Goal:
All entries must be repeated exactly; do not include the pictures.

***

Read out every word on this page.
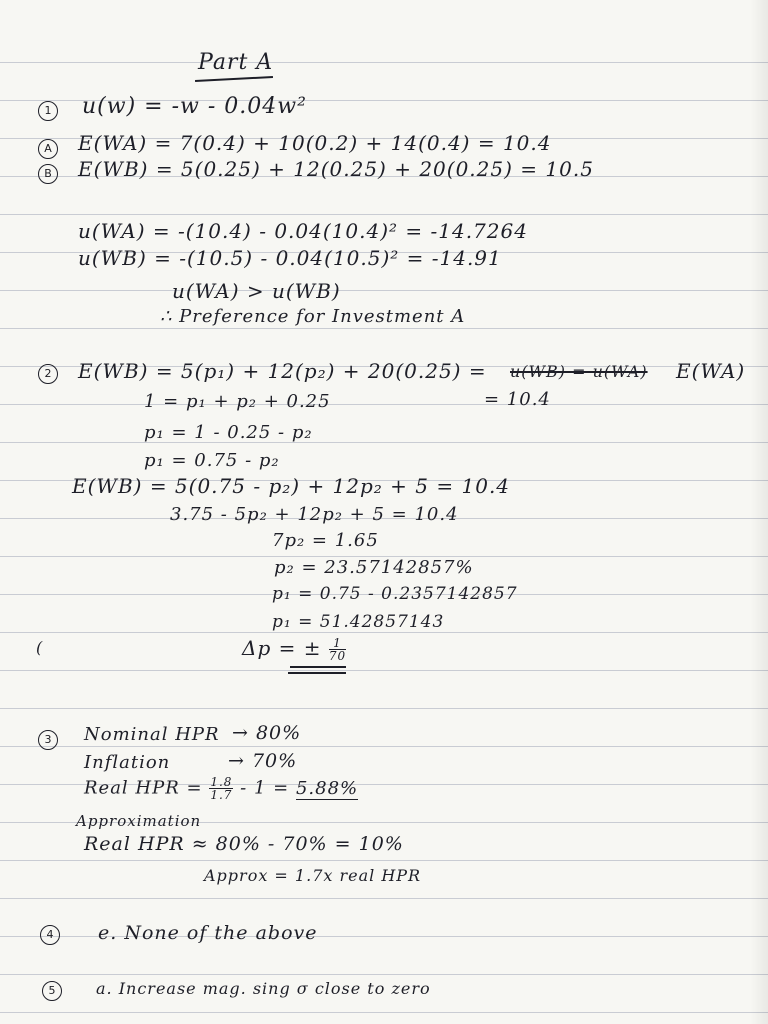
Part A
1 u(w) = -w - 0.04w²
A	E(WA) = 7(0.4) + 10(0.2) + 14(0.4) = 10.4
B	E(WB) = 5(0.25) + 12(0.25) + 20(0.25) = 10.5
u(WA) = -(10.4) - 0.04(10.4)² = -14.7264
u(WB) = -(10.5) - 0.04(10.5)² = -14.91
u(WA) > u(WB)
∴ Preference for Investment A
2	E(WB) = 5(p₁) + 12(p₂) + 20(0.25) = u(WB) = u(WA) E(WA)
= 10.4
1 = p₁ + p₂ + 0.25
p₁ = 1 - 0.25 - p₂
p₁ = 0.75 - p₂
E(WB) = 5(0.75 - p₂) + 12p₂ + 5 = 10.4
3.75 - 5p₂ + 12p₂ + 5 = 10.4
7p₂ = 1.65
p₂ = 23.57142857%
p₁ = 0.75 - 0.2357142857
p₁ = 51.42857143
(	Δp = ± $\frac{1}{70}$
3	Nominal HPR → 80%
Inflation	→ 70%
Real HPR = $\frac{1.8}{1.7} - 1 = 5.88\%$
Approximation
Real HPR ≈ 80% - 70% = 10%
Approx = 1.7x real HPR
4	e. None of the above
5	a. Increase mag. sing σ close to zero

***

Solution below:
Read out every word on this page.
Part A
1 u(w) = -w - 0.04w²
A	E(WA) = 7(0.4) + 10(0.2) + 14(0.4) = 10.4
B	E(WB) = 5(0.25) + 12(0.25) + 20(0.25) = 10.5
u(WA) = -(10.4) - 0.04(10.4)² = -14.7264
u(WB) = -(10.5) - 0.04(10.5)² = -14.91
u(WA) > u(WB)
∴ Preference for Investment A
2	E(WB) = 5(p₁) + 12(p₂) + 20(0.25) = u(WB) = u(WA) E(WA)
= 10.4
1 = p₁ + p₂ + 0.25
p₁ = 1 - 0.25 - p₂
p₁ = 0.75 - p₂
E(WB) = 5(0.75 - p₂) + 12p₂ + 5 = 10.4
3.75 - 5p₂ + 12p₂ + 5 = 10.4
7p₂ = 1.65
p₂ = 23.57142857%
p₁ = 0.75 - 0.2357142857
p₁ = 51.42857143
(	Δp = ± $\frac{1}{70}$
3	Nominal HPR → 80%
Inflation	→ 70%
Real HPR = $\frac{1.8}{1.7} - 1 = 5.88\%$
Approximation
Real HPR ≈ 80% - 70% = 10%
Approx = 1.7x real HPR
4	e. None of the above
5	a. Increase mag. sing σ close to zero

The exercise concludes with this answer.